→ **Task brief**
Return the records that follow, matching each one exactly.

→ **Dataset content**
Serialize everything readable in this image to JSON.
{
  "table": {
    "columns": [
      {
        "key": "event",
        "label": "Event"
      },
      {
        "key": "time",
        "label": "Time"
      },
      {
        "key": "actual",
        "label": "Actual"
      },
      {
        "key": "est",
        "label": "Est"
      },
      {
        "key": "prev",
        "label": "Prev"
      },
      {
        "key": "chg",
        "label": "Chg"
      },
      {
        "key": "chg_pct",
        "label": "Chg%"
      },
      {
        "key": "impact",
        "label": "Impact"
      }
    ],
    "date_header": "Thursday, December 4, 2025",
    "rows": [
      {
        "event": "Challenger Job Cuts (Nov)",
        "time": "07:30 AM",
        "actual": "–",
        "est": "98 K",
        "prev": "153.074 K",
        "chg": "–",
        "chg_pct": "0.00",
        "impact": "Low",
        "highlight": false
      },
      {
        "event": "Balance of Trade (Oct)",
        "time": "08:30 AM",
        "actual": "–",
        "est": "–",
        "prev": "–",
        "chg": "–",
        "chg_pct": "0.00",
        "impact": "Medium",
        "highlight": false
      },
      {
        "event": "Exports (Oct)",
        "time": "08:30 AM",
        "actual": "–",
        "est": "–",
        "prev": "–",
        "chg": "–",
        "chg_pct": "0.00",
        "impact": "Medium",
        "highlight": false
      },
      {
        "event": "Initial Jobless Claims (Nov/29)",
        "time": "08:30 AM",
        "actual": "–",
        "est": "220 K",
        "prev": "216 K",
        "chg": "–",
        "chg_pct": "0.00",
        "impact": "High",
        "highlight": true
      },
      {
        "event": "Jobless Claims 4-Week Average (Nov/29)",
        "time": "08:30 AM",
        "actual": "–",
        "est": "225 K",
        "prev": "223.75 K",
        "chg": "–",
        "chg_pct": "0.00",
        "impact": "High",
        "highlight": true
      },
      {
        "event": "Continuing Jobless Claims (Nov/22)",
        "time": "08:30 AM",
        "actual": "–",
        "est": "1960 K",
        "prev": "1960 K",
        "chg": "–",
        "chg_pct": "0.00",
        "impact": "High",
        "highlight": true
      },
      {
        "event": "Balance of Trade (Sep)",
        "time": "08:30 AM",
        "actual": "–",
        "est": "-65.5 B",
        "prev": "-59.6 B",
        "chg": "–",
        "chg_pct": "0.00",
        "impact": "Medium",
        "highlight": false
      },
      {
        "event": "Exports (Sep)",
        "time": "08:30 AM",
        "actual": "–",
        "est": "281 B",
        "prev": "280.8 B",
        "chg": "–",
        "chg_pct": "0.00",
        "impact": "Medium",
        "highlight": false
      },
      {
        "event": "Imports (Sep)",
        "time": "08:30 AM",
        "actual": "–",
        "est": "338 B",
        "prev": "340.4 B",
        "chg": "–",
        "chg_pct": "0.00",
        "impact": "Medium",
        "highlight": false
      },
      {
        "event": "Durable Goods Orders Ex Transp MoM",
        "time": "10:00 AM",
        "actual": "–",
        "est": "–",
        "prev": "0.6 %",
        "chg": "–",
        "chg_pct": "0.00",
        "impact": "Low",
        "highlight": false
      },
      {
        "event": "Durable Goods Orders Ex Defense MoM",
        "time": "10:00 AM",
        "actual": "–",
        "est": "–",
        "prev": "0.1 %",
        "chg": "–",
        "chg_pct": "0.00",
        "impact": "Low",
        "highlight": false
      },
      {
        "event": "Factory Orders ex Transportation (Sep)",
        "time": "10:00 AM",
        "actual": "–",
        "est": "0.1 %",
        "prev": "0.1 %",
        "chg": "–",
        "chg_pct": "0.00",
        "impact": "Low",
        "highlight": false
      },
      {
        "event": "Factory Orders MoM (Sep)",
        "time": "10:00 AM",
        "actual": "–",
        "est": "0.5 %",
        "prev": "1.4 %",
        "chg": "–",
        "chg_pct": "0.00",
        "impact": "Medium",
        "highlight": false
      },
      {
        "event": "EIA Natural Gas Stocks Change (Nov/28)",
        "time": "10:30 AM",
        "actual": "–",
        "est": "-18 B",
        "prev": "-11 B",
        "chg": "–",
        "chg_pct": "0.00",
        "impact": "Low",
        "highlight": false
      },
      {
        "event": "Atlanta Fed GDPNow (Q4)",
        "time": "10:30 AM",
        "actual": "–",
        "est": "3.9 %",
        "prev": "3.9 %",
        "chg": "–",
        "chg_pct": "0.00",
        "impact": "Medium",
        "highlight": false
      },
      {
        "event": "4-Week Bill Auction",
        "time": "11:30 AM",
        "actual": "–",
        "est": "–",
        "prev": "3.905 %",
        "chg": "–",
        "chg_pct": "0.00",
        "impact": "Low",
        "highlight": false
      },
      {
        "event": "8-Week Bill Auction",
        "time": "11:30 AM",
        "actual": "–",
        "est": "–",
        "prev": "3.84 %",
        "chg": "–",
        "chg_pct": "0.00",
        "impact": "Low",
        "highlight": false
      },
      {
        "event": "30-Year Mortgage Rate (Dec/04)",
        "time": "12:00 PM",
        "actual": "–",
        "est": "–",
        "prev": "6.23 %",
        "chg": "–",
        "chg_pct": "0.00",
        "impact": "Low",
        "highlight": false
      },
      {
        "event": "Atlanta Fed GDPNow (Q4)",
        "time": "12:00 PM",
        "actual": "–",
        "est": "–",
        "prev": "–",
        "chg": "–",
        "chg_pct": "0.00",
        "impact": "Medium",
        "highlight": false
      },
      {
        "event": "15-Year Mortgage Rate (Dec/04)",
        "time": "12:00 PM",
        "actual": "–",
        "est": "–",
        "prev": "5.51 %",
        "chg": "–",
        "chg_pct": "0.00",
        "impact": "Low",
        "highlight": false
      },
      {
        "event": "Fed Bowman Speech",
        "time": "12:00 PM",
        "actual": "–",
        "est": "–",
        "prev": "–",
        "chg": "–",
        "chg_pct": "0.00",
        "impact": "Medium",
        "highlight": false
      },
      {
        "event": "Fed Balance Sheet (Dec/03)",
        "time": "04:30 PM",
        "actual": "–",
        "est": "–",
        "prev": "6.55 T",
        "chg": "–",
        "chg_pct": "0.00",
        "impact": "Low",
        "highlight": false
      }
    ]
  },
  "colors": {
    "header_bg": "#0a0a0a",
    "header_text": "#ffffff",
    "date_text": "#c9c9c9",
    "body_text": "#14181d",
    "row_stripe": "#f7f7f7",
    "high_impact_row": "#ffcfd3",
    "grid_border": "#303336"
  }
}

→ **Exercise solution**
Serialize everything readable in this image to JSON.
{
  "table": {
    "columns": [
      {
        "key": "event",
        "label": "Event"
      },
      {
        "key": "time",
        "label": "Time"
      },
      {
        "key": "actual",
        "label": "Actual"
      },
      {
        "key": "est",
        "label": "Est"
      },
      {
        "key": "prev",
        "label": "Prev"
      },
      {
        "key": "chg",
        "label": "Chg"
      },
      {
        "key": "chg_pct",
        "label": "Chg%"
      },
      {
        "key": "impact",
        "label": "Impact"
      }
    ],
    "date_header": "Thursday, December 4, 2025",
    "rows": [
      {
        "event": "Challenger Job Cuts (Nov)",
        "time": "07:30 AM",
        "actual": "–",
        "est": "98 K",
        "prev": "153.074 K",
        "chg": "–",
        "chg_pct": "0.00",
        "impact": "Low",
        "highlight": false
      },
      {
        "event": "Balance of Trade (Oct)",
        "time": "08:30 AM",
        "actual": "–",
        "est": "–",
        "prev": "–",
        "chg": "–",
        "chg_pct": "0.00",
        "impact": "Medium",
        "highlight": false
      },
      {
        "event": "Exports (Oct)",
        "time": "08:30 AM",
        "actual": "–",
        "est": "–",
        "prev": "–",
        "chg": "–",
        "chg_pct": "0.00",
        "impact": "Medium",
        "highlight": false
      },
      {
        "event": "Initial Jobless Claims (Nov/29)",
        "time": "08:30 AM",
        "actual": "–",
        "est": "220 K",
        "prev": "216 K",
        "chg": "–",
        "chg_pct": "0.00",
        "impact": "High",
        "highlight": true
      },
      {
        "event": "Jobless Claims 4-Week Average (Nov/29)",
        "time": "08:30 AM",
        "actual": "–",
        "est": "225 K",
        "prev": "223.75 K",
        "chg": "–",
        "chg_pct": "0.00",
        "impact": "High",
        "highlight": true
      },
      {
        "event": "Continuing Jobless Claims (Nov/22)",
        "time": "08:30 AM",
        "actual": "–",
        "est": "1960 K",
        "prev": "1960 K",
        "chg": "–",
        "chg_pct": "0.00",
        "impact": "High",
        "highlight": true
      },
      {
        "event": "Balance of Trade (Sep)",
        "time": "08:30 AM",
        "actual": "–",
        "est": "-65.5 B",
        "prev": "-59.6 B",
        "chg": "–",
        "chg_pct": "0.00",
        "impact": "Medium",
        "highlight": false
      },
      {
        "event": "Exports (Sep)",
        "time": "08:30 AM",
        "actual": "–",
        "est": "281 B",
        "prev": "280.8 B",
        "chg": "–",
        "chg_pct": "0.00",
        "impact": "Medium",
        "highlight": false
      },
      {
        "event": "Imports (Sep)",
        "time": "08:30 AM",
        "actual": "–",
        "est": "338 B",
        "prev": "340.4 B",
        "chg": "–",
        "chg_pct": "0.00",
        "impact": "Medium",
        "highlight": false
      },
      {
        "event": "Durable Goods Orders Ex Transp MoM",
        "time": "10:00 AM",
        "actual": "–",
        "est": "–",
        "prev": "0.6 %",
        "chg": "–",
        "chg_pct": "0.00",
        "impact": "Low",
        "highlight": false
      },
      {
        "event": "Durable Goods Orders Ex Defense MoM",
        "time": "10:00 AM",
        "actual": "–",
        "est": "–",
        "prev": "0.1 %",
        "chg": "–",
        "chg_pct": "0.00",
        "impact": "Low",
        "highlight": false
      },
      {
        "event": "Factory Orders ex Transportation (Sep)",
        "time": "10:00 AM",
        "actual": "–",
        "est": "0.1 %",
        "prev": "0.1 %",
        "chg": "–",
        "chg_pct": "0.00",
        "impact": "Low",
        "highlight": false
      },
      {
        "event": "Factory Orders MoM (Sep)",
        "time": "10:00 AM",
        "actual": "–",
        "est": "0.5 %",
        "prev": "1.4 %",
        "chg": "–",
        "chg_pct": "0.00",
        "impact": "Medium",
        "highlight": false
      },
      {
        "event": "EIA Natural Gas Stocks Change (Nov/28)",
        "time": "10:30 AM",
        "actual": "–",
        "est": "-18 B",
        "prev": "-11 B",
        "chg": "–",
        "chg_pct": "0.00",
        "impact": "Low",
        "highlight": false
      },
      {
        "event": "Atlanta Fed GDPNow (Q4)",
        "time": "10:30 AM",
        "actual": "–",
        "est": "3.9 %",
        "prev": "3.9 %",
        "chg": "–",
        "chg_pct": "0.00",
        "impact": "Medium",
        "highlight": false
      },
      {
        "event": "4-Week Bill Auction",
        "time": "11:30 AM",
        "actual": "–",
        "est": "–",
        "prev": "3.905 %",
        "chg": "–",
        "chg_pct": "0.00",
        "impact": "Low",
        "highlight": false
      },
      {
        "event": "8-Week Bill Auction",
        "time": "11:30 AM",
        "actual": "–",
        "est": "–",
        "prev": "3.84 %",
        "chg": "–",
        "chg_pct": "0.00",
        "impact": "Low",
        "highlight": false
      },
      {
        "event": "30-Year Mortgage Rate (Dec/04)",
        "time": "12:00 PM",
        "actual": "–",
        "est": "–",
        "prev": "6.23 %",
        "chg": "–",
        "chg_pct": "0.00",
        "impact": "Low",
        "highlight": false
      },
      {
        "event": "Atlanta Fed GDPNow (Q4)",
        "time": "12:00 PM",
        "actual": "–",
        "est": "–",
        "prev": "–",
        "chg": "–",
        "chg_pct": "0.00",
        "impact": "Medium",
        "highlight": false
      },
      {
        "event": "15-Year Mortgage Rate (Dec/04)",
        "time": "12:00 PM",
        "actual": "–",
        "est": "–",
        "prev": "5.51 %",
        "chg": "–",
        "chg_pct": "0.00",
        "impact": "Low",
        "highlight": false
      },
      {
        "event": "Fed Bowman Speech",
        "time": "12:00 PM",
        "actual": "–",
        "est": "–",
        "prev": "–",
        "chg": "–",
        "chg_pct": "0.00",
        "impact": "Medium",
        "highlight": false
      },
      {
        "event": "Fed Balance Sheet (Dec/03)",
        "time": "04:30 PM",
        "actual": "–",
        "est": "–",
        "prev": "6.55 T",
        "chg": "–",
        "chg_pct": "0.00",
        "impact": "Low",
        "highlight": false
      }
    ]
  },
  "colors": {
    "header_bg": "#0a0a0a",
    "header_text": "#ffffff",
    "date_text": "#c9c9c9",
    "body_text": "#14181d",
    "row_stripe": "#f7f7f7",
    "high_impact_row": "#ffcfd3",
    "grid_border": "#303336"
  }
}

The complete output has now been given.